**Tareas y ejercicios:**
1) Según el fragmento sobre Amundsen, ¿por qué decidieron recorrer los alrededores en lugar de calcular con exactitud su posición? Responde en una a tres oraciones.
2) Enumera todas las personas que el fragmento sobre Amundsen menciona por su nombre.
3) Retoma el fragmento sobre Amundsen desde donde se detiene y continúa la narración.

**Fragmento del texto:**
***
Cinco manos curtidas por el viento y el frío levantaron el bastón de esquiar, que hacía de improvisado mástil de la bandera, y, con una solemnidad que únicamente se puede conseguir en un acto de estas características, clavaron por primera vez la insignia de un país en el Polo Sur Geográfico.

De inmediato, como si quisieran ocultar aquella emotiva manifestación de sentimientos y patriotismo, regresaron a su actividad habitual. Amundsen lo justificaría diciendo: «Estas regiones no se prestan a largas y solemnes ceremonias; cuanto más breve, mejor» (Amundsen, vol. II, 2001: 122). Así que comenzaron a montar el campamento. Esa noche la tienda era una fiesta, y entre risas marcaron todos los objetos que llevaban consigo con las palabras «Polo Sur» y la fecha. Con total naturalidad, el tabaco, que hasta entonces estaba prohibido, hizo su aparición y Amundsen, a quien le gustaba fumar, fue el primero en agradecerlo.

 

Rodeando el Polo

Cuando se aproximaba la medianoche, y puesto que el Sol estaba las veinticuatro horas sobre sus cabezas, decidieron hacer una observación solar para recalcular su posición; el resultado fue que todavía no estaban en el Polo, que se encontraban a 89o56’ S. Puesto que para obtener una medida exacta de su posición necesitarían varias horas de cálculos al Sol, y como no estaban seguros de si el tiempo seguiría despejado, recurrieron a un método más expeditivo de asegurar que cumplían su objetivo: recorrer los alrededores para garantizar que el Polo quedase dentro del área pisada por alguno de ellos.

La razón de este comportamiento, aparentemente tan desconfiado, hay que buscarla en la enconada disputa entre Cook y Peary sobre quién había llegado y quién no al Polo Norte. Amundsen, preocupado por que pudiera pasarle una cosa similar con Scott, decidió que, desde donde se encontraban, tres de sus hombres se alejasen esquiando 20 kilómetros en tres direcciones diferentes, la primera en la prolongación de la marcha y las otros dos en direcciones perpendiculares a derecha e izquierda. En principio lo iban a hacer al día siguiente, después de levantarse, pero entre que la excitación no les dejaba dormir y que el tiempo era bueno, los tres optaron por comenzar de inmediato. De ese modo, después de haber recorrido aquel día 30 kilómetros, a las dos de la madrugada se lanzaron a recorrer otros 40 kilómetros entre ida y vuelta, sin ni siquiera la ayuda de una brújula, pues las que llevaban eran muy precisas pero también muy grandes y pesadas, y sólo se podían transportar en los trineos.
***
Datos de límites de región:
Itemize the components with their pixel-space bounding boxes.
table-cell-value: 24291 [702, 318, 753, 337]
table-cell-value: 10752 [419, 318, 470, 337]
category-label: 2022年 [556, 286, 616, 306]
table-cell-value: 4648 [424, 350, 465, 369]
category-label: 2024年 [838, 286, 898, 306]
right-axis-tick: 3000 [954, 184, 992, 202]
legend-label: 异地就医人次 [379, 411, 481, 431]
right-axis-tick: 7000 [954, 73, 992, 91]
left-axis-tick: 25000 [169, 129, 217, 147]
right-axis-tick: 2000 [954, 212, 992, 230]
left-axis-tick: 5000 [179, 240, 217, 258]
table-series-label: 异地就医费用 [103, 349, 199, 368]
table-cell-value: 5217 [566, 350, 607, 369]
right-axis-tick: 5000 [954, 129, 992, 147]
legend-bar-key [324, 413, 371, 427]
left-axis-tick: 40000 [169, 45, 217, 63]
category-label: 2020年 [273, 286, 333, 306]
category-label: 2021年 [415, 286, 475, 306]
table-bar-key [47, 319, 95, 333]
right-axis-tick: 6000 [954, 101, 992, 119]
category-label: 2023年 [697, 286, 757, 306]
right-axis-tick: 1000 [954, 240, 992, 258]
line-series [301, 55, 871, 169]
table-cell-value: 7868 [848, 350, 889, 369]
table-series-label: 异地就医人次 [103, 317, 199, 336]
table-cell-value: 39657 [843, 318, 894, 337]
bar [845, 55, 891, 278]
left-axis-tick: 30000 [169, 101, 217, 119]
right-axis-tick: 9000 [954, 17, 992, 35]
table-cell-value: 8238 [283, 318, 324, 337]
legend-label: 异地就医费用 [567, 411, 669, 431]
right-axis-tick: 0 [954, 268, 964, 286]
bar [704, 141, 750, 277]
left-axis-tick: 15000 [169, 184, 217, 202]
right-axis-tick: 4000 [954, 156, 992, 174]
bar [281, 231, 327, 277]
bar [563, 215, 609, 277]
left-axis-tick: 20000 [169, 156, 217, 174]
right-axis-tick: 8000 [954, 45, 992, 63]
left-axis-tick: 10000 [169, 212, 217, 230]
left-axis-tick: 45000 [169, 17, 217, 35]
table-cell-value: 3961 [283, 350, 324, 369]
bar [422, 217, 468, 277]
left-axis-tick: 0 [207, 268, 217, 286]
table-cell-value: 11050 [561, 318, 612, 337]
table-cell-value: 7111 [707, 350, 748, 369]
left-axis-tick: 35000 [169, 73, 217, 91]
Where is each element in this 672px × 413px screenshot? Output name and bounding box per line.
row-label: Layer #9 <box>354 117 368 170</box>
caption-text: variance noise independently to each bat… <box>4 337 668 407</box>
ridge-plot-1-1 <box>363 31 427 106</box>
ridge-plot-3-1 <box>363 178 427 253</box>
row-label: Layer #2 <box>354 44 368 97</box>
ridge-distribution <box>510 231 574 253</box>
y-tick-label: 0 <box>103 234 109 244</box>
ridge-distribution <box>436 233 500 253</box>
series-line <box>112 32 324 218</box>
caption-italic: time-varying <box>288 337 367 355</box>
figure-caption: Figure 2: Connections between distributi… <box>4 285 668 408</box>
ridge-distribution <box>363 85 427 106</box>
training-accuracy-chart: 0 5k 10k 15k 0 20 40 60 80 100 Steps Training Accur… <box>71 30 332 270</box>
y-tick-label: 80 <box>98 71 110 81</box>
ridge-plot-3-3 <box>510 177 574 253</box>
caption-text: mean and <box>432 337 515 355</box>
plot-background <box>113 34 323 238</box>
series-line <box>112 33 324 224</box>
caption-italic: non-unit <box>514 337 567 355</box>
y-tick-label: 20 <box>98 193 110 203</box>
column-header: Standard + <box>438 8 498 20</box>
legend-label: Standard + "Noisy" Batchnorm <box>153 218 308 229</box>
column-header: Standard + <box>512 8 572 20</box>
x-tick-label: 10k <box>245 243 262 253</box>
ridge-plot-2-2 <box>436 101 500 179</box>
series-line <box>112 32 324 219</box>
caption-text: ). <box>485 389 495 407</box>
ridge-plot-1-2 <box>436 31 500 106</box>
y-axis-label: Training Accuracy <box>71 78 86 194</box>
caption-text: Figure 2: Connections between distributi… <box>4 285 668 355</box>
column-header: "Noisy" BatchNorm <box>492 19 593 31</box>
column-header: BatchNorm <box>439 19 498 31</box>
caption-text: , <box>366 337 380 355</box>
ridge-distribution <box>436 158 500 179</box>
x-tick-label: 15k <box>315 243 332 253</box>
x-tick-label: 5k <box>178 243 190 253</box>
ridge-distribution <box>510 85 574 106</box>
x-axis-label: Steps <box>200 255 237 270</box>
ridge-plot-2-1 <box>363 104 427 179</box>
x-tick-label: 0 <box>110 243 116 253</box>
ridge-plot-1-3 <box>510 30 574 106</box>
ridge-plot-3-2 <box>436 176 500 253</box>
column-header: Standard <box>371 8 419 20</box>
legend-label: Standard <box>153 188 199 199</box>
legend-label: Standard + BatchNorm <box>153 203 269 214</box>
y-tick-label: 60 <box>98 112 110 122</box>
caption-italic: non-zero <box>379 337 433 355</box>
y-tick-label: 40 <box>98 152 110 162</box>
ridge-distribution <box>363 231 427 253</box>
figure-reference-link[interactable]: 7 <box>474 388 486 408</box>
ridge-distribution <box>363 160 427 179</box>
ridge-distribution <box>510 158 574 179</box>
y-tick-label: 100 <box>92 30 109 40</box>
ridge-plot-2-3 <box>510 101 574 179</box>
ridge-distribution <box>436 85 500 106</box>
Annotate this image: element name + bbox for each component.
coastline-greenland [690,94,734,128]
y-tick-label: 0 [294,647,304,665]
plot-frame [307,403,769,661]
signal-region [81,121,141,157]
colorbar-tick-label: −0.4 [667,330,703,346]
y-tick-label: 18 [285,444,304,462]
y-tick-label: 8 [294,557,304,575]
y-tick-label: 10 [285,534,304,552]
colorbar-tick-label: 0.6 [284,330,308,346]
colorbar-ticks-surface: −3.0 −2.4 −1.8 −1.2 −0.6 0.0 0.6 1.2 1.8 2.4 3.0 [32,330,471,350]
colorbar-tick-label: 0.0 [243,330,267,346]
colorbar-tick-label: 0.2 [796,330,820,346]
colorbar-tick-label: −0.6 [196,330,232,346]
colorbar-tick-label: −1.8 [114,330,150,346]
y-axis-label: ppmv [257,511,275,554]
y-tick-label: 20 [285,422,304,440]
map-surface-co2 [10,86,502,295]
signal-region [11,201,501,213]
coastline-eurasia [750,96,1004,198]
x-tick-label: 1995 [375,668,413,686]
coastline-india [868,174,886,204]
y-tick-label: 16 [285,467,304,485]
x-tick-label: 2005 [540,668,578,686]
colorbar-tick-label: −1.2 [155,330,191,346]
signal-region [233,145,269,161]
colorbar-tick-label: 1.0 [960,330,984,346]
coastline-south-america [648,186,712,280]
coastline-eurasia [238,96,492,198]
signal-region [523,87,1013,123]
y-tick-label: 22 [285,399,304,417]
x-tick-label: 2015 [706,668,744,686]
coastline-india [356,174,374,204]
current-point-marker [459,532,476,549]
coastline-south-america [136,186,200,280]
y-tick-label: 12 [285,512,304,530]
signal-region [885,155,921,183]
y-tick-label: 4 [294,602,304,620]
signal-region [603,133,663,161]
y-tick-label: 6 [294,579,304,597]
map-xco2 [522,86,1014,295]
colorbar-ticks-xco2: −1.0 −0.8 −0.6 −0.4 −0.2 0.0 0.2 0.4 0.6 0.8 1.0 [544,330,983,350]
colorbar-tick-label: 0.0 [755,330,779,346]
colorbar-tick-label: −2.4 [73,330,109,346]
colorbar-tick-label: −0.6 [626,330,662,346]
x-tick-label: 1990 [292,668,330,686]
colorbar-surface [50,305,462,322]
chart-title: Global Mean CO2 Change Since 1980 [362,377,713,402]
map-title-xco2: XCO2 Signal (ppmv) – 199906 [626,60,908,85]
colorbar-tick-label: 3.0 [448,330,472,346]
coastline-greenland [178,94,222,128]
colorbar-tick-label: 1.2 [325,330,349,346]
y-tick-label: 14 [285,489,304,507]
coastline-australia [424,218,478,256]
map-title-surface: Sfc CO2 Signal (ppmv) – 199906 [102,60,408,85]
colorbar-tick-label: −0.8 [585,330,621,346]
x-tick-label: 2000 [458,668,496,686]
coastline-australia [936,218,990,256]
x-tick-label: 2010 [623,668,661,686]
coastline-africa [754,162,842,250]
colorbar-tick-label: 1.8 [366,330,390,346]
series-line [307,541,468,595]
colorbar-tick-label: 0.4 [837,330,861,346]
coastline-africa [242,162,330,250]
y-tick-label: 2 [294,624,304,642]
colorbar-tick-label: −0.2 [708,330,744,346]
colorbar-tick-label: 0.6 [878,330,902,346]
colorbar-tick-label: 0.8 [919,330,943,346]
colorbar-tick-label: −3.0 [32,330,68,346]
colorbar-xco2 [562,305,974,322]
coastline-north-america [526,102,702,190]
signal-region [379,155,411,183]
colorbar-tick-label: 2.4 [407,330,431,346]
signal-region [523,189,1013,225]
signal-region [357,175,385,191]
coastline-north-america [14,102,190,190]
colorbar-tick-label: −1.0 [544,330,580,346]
***
**Las respuestas:**
1) Una medida exacta de la posición habría exigido varias horas de cálculos al Sol, y no sabían si el tiempo seguiría despejado. Además, Amundsen temía que le ocurriera con Scott algo parecido a la enconada disputa entre Cook y Peary sobre quién había llegado al Polo Norte.

2) Amundsen, Cook, Peary y Scott.

3)
Más tarde, el prudente y cauteloso Amundsen, que salvo momentos excepcionales siempre se había caracterizado por tratar de evitar el más mínimo peligro que se pudiese prever, escribiría que esa noche tanto él como sus compañeros asumieron un gran riesgo al alejarse por aquel desierto helado sin más orientación para la vuelta que la posición del Sol y sus huellas sobre la nieve, ya que al primero lo podrían ocultar las nubes en cualquier momento y las segundas podrían desaparecer en cuanto se levantase algo de viento, condenándoles a errar por la meseta hasta encontrar la tienda o la muerte.

Mientras sus tres hombres se lanzaban al peligro, él y Helmer-Hanssen, aprovechando que el cielo seguía despejado, empezaron a hacer medidas al Sol cada hora para poder calcular mejor el círculo de latitud donde se encontraban y, lo más importante, la dirección a seguir para alcanzar el Polo en caso de que no estuviesen sobre él. Después de ocho horas de marcha regresaron sus compañeros, prácticamente al mismo tiempo. Cada uno de ellos había clavado al final de su recorrido uno de los patines de repuesto de los trineos, que tenían cuatro metros de largo, en cuyo extremo superior habían atado un trozo de tela oscura y donde habían sujetado un papel indicando la posición donde estaban acampados.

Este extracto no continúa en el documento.